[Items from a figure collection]
····················
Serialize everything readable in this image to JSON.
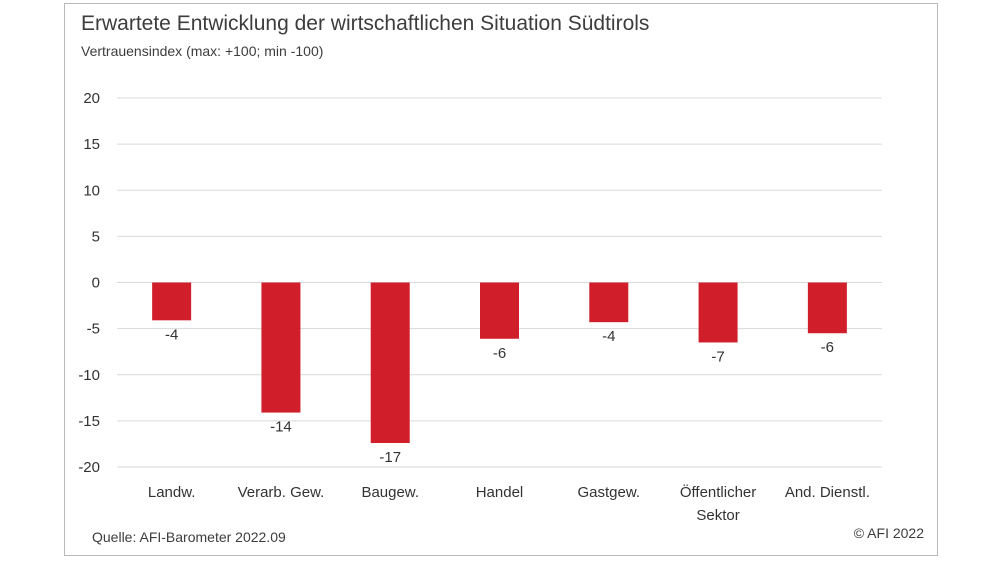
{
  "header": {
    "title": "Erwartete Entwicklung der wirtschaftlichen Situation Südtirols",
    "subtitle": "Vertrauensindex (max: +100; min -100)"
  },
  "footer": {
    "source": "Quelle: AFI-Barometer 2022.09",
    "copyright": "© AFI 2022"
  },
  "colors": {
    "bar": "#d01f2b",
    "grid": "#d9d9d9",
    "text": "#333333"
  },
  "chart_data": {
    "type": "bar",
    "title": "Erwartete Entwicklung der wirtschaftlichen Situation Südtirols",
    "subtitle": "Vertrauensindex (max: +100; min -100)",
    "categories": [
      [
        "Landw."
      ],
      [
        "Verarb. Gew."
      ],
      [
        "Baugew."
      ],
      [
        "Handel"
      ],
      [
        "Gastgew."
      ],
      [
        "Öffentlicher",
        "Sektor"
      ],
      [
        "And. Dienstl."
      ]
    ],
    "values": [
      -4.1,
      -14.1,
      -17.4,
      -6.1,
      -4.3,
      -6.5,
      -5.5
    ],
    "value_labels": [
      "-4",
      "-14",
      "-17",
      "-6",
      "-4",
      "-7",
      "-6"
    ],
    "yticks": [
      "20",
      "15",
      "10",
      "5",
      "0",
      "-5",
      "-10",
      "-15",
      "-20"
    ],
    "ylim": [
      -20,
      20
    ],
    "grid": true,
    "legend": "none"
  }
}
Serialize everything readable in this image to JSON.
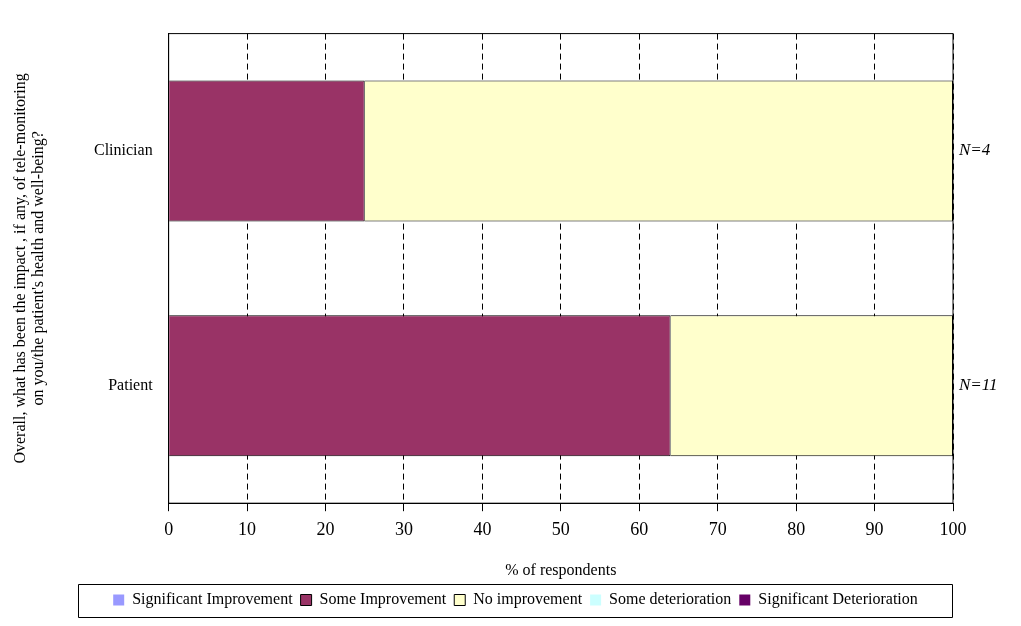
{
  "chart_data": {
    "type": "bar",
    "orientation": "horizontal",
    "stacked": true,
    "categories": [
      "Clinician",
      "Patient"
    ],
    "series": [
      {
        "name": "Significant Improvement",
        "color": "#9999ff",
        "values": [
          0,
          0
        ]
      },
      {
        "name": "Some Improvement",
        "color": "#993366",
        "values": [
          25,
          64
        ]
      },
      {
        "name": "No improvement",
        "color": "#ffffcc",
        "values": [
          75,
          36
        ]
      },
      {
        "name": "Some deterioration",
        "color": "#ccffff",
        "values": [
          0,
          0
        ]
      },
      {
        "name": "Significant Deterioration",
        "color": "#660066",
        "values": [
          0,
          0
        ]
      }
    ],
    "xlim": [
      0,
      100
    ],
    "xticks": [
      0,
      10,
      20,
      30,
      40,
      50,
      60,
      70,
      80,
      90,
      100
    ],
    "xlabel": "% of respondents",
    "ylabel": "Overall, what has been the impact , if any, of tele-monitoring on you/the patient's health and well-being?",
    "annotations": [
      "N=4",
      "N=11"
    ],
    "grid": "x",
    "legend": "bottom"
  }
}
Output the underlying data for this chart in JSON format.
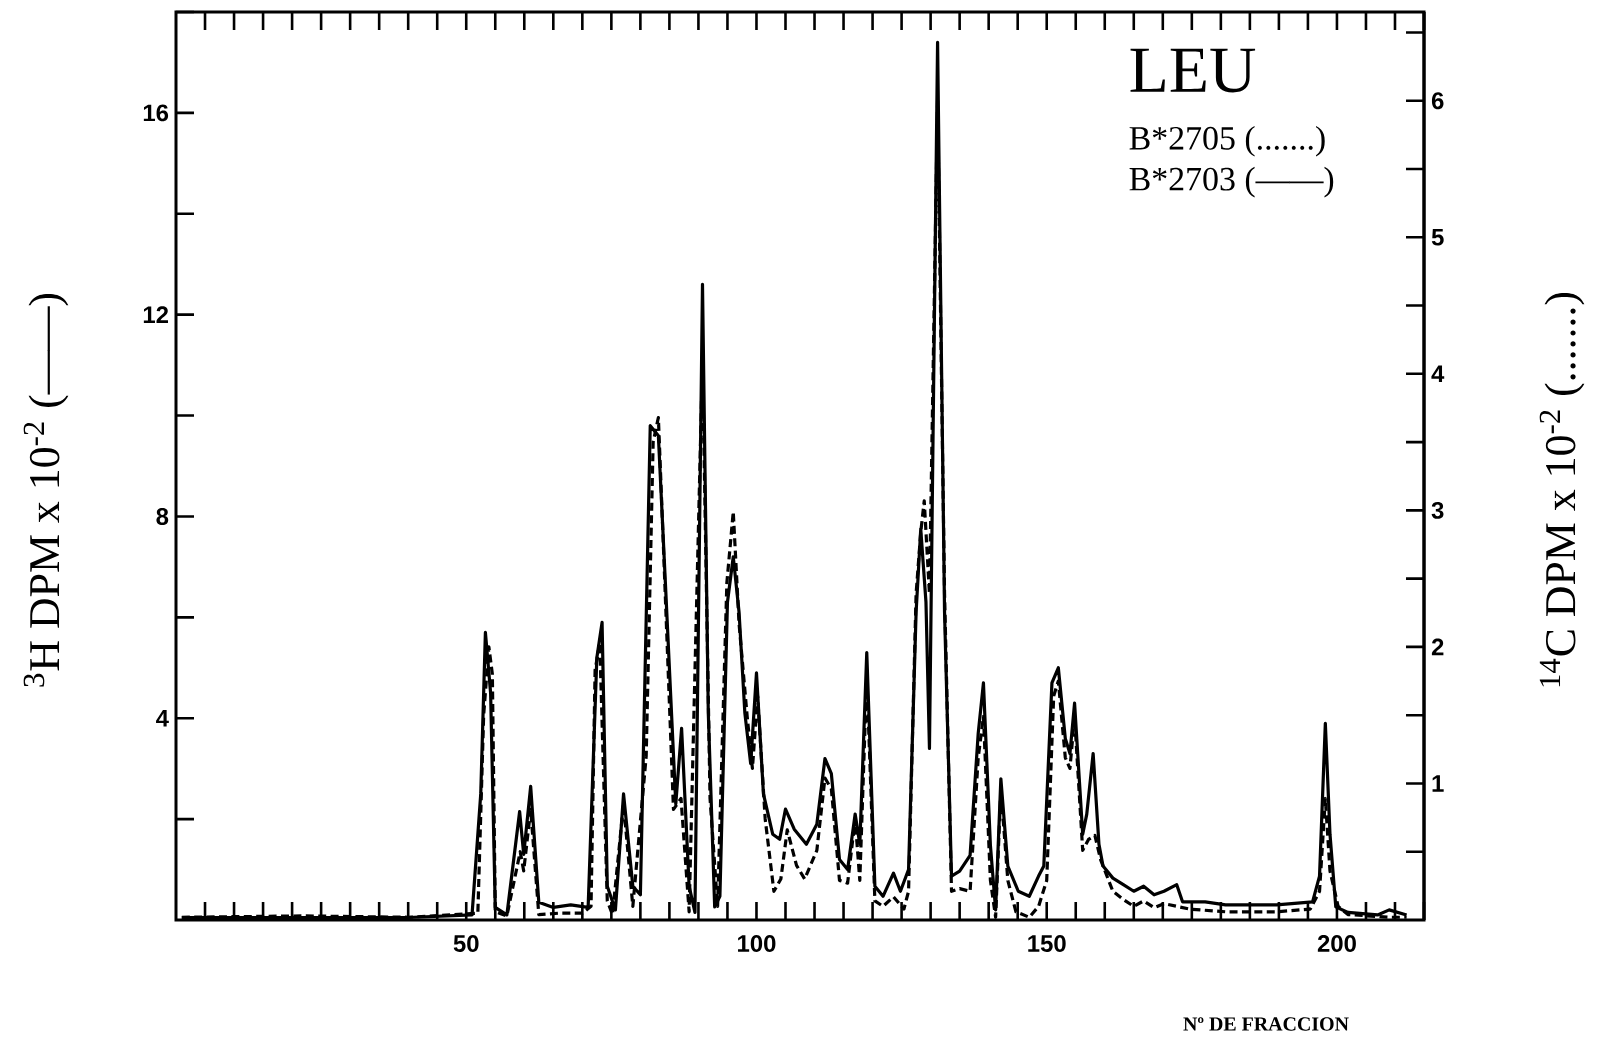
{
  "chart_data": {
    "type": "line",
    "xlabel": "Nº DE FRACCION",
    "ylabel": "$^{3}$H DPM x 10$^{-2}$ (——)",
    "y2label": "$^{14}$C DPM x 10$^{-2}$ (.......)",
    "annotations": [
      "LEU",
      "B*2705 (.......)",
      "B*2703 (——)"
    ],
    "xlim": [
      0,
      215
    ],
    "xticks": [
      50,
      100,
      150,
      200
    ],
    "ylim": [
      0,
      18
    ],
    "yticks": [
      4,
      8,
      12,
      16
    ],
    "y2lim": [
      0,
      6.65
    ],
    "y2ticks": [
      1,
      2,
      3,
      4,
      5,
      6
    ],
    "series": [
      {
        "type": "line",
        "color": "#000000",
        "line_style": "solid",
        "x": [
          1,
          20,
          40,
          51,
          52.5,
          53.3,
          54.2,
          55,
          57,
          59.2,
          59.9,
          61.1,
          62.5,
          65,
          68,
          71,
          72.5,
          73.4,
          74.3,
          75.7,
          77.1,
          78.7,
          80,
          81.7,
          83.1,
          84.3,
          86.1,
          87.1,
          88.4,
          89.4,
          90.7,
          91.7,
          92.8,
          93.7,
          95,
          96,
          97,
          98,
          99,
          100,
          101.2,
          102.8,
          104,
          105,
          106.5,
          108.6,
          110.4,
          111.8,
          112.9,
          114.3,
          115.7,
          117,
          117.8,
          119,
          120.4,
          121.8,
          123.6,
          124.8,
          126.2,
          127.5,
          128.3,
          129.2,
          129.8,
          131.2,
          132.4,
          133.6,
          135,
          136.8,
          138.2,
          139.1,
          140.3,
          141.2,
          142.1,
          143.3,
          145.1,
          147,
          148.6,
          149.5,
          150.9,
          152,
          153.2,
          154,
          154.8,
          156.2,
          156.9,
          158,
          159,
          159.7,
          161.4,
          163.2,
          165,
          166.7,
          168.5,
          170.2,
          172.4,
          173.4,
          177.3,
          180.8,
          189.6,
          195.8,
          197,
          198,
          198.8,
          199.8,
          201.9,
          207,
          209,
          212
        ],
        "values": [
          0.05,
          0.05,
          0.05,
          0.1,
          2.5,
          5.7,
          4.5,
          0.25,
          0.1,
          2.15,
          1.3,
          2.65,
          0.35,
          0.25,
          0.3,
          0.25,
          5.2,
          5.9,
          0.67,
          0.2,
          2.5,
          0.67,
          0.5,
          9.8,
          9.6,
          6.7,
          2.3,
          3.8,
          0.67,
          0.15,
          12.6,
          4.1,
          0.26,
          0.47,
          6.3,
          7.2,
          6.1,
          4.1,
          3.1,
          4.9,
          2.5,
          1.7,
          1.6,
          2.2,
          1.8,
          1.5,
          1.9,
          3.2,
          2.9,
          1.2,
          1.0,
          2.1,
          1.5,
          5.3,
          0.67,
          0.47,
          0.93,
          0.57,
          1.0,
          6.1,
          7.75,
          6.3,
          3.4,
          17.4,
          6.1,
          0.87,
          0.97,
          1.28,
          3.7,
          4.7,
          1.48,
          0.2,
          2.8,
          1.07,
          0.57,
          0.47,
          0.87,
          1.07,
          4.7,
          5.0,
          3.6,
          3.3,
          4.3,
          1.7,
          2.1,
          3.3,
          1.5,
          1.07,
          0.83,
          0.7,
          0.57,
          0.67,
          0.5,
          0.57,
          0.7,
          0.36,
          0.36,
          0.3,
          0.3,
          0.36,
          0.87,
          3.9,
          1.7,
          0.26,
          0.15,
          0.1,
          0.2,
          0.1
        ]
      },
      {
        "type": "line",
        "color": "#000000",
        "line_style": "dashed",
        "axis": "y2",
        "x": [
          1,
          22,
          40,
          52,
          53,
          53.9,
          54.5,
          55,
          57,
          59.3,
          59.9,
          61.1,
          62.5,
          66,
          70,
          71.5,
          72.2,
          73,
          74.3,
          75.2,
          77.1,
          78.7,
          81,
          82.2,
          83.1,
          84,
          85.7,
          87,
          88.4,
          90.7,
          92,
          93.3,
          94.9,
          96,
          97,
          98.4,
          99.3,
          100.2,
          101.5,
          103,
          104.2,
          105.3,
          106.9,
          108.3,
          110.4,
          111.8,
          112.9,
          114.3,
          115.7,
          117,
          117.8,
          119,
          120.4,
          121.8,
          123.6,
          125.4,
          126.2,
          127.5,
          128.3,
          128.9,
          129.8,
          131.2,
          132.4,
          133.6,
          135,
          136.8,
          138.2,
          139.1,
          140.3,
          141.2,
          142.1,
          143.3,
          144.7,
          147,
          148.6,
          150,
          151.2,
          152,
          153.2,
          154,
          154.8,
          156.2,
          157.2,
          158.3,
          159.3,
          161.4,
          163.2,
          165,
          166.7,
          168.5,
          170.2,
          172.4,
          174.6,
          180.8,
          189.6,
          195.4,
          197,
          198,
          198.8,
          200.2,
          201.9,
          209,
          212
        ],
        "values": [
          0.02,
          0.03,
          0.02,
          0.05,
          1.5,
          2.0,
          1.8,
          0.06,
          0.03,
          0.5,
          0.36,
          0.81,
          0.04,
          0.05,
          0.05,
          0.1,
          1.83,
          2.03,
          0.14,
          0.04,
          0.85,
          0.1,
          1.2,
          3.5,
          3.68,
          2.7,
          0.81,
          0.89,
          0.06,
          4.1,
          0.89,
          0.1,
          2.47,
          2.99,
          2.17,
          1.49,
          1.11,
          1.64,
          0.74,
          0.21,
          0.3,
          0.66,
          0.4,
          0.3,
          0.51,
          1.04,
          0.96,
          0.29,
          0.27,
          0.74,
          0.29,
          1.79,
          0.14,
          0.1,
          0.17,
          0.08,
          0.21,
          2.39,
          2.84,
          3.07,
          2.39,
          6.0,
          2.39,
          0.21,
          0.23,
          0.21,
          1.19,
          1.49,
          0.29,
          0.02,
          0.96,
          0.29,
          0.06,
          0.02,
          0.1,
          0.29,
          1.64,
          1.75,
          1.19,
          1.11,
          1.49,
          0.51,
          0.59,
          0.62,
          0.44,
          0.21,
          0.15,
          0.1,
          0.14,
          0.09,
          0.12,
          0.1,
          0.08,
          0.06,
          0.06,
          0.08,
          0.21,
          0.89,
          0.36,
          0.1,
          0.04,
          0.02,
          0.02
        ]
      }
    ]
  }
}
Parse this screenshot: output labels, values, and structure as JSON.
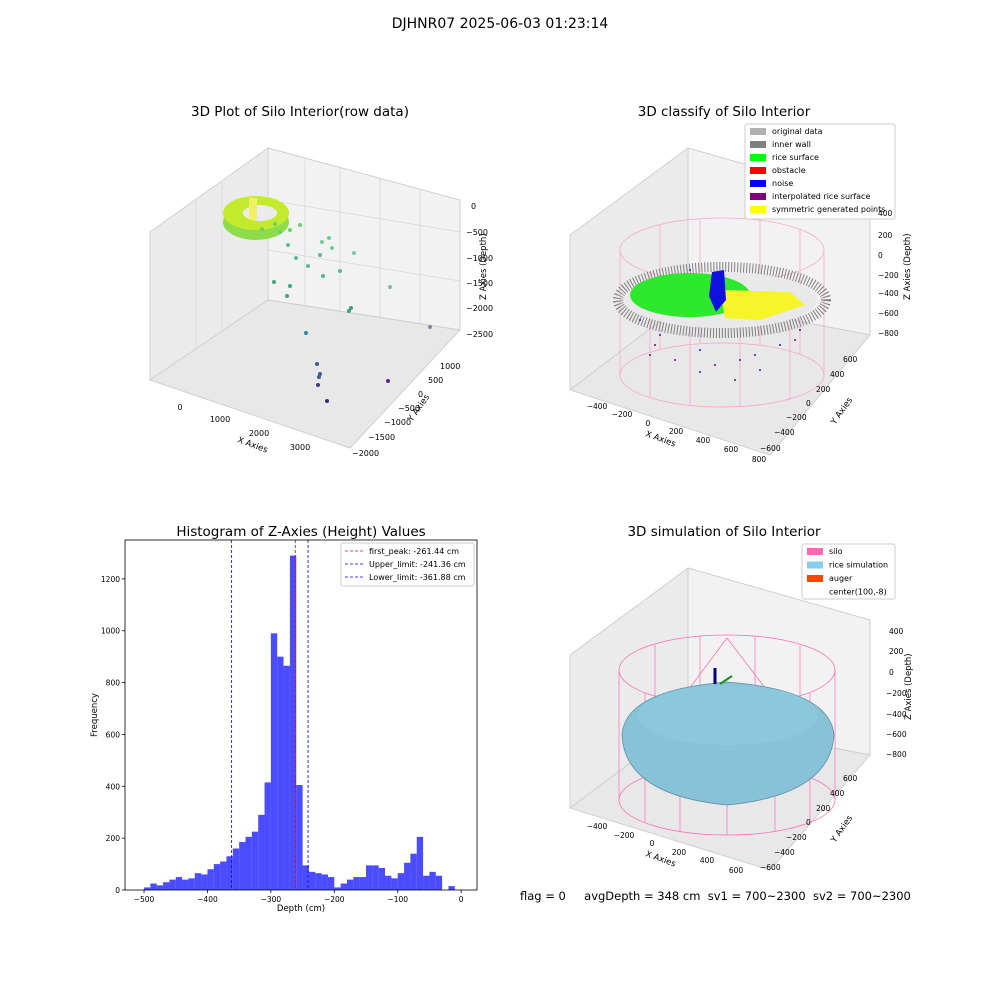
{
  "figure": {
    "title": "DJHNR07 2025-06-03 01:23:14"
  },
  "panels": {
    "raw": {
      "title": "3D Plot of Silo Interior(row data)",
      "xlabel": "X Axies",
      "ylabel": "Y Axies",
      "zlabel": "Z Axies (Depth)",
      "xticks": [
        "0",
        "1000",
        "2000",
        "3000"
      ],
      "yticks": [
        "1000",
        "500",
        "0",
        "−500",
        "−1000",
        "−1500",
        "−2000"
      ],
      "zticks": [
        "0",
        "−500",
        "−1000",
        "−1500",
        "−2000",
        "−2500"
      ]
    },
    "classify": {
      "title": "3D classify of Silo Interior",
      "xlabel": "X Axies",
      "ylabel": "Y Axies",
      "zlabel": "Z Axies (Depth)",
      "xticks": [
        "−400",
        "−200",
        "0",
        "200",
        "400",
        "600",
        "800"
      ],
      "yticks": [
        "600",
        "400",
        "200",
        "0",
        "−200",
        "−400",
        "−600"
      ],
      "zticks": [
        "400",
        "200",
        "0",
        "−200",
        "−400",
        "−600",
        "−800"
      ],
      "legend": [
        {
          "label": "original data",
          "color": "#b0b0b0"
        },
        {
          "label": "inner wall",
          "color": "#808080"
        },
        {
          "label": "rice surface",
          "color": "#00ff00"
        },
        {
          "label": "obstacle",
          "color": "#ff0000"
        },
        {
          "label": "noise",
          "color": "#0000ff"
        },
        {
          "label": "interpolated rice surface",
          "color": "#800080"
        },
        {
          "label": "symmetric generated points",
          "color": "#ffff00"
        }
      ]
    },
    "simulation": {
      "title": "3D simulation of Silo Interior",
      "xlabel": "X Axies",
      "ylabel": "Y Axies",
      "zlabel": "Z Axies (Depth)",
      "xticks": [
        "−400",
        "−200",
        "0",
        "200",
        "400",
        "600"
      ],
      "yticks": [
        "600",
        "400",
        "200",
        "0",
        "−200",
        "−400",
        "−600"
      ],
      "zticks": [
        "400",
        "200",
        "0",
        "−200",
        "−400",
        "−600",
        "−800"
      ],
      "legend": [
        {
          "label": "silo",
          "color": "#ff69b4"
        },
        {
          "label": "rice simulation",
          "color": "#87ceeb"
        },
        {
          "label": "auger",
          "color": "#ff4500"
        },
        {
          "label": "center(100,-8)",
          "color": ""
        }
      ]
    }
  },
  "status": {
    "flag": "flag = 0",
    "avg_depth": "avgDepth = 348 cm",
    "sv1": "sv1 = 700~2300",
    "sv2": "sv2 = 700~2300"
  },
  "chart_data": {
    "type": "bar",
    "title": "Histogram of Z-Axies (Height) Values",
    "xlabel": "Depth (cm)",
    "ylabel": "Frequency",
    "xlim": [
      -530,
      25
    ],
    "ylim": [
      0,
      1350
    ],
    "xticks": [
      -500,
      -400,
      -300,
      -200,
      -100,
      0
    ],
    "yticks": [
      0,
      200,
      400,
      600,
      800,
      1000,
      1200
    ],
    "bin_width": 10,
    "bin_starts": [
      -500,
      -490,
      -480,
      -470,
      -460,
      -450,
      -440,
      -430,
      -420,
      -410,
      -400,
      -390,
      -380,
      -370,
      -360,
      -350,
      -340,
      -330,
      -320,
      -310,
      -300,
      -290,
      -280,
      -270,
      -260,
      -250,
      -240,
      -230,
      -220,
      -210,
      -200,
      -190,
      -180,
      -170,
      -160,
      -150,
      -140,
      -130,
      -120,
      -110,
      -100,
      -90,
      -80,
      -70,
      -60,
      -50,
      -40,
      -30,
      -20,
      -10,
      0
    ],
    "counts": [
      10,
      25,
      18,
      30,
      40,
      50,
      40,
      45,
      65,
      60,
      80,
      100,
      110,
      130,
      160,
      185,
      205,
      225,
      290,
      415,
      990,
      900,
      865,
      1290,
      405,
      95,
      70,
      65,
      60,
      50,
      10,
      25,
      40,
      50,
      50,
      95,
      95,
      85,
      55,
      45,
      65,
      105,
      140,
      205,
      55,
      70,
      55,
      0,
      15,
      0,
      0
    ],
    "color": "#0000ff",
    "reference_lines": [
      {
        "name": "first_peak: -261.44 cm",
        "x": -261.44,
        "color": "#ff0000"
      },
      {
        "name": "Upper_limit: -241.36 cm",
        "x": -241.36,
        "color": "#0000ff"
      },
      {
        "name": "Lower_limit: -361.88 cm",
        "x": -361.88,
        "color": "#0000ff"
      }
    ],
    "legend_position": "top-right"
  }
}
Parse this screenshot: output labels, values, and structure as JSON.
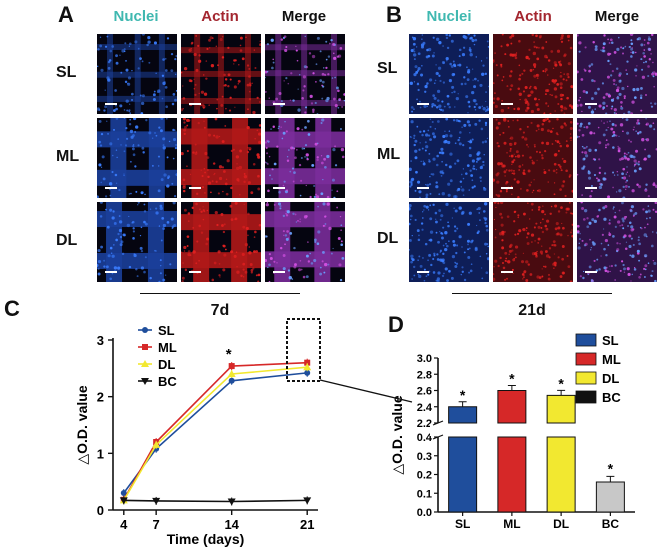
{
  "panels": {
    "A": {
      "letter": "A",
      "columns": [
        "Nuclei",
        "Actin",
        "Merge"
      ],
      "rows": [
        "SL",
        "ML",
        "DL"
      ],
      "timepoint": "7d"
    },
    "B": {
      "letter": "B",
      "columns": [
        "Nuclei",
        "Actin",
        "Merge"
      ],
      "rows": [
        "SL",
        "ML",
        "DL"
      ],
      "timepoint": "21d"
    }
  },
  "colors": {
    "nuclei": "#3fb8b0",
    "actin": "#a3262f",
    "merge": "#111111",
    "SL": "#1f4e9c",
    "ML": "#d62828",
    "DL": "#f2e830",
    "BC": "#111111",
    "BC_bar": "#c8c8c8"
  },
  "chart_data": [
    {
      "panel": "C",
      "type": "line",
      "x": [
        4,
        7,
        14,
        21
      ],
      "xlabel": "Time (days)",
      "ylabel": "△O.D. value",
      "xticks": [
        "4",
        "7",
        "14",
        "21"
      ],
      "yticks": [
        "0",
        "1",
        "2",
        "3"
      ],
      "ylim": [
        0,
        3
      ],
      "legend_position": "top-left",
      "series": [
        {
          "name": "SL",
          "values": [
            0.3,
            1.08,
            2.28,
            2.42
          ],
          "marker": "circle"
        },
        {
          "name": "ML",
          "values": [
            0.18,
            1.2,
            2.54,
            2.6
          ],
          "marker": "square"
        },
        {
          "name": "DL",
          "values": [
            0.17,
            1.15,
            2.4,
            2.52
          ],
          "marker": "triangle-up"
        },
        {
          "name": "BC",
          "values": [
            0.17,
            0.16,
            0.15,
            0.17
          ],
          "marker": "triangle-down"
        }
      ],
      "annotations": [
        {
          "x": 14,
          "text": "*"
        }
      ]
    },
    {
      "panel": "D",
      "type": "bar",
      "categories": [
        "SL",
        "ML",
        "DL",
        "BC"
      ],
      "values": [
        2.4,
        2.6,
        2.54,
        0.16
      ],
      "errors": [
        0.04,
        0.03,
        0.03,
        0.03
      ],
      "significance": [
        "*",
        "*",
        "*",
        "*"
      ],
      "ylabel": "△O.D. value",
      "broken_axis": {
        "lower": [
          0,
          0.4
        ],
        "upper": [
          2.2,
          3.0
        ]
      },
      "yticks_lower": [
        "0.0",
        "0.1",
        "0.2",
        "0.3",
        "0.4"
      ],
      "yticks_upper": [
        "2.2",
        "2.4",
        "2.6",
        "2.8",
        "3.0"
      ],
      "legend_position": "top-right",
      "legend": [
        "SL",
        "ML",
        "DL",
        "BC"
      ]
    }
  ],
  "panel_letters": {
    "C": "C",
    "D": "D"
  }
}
····················
# Set problem:
Locate all lines in the listing above with the word "triangle". Copy them.

# The output:
          "marker": "triangle-up"
          "marker": "triangle-down"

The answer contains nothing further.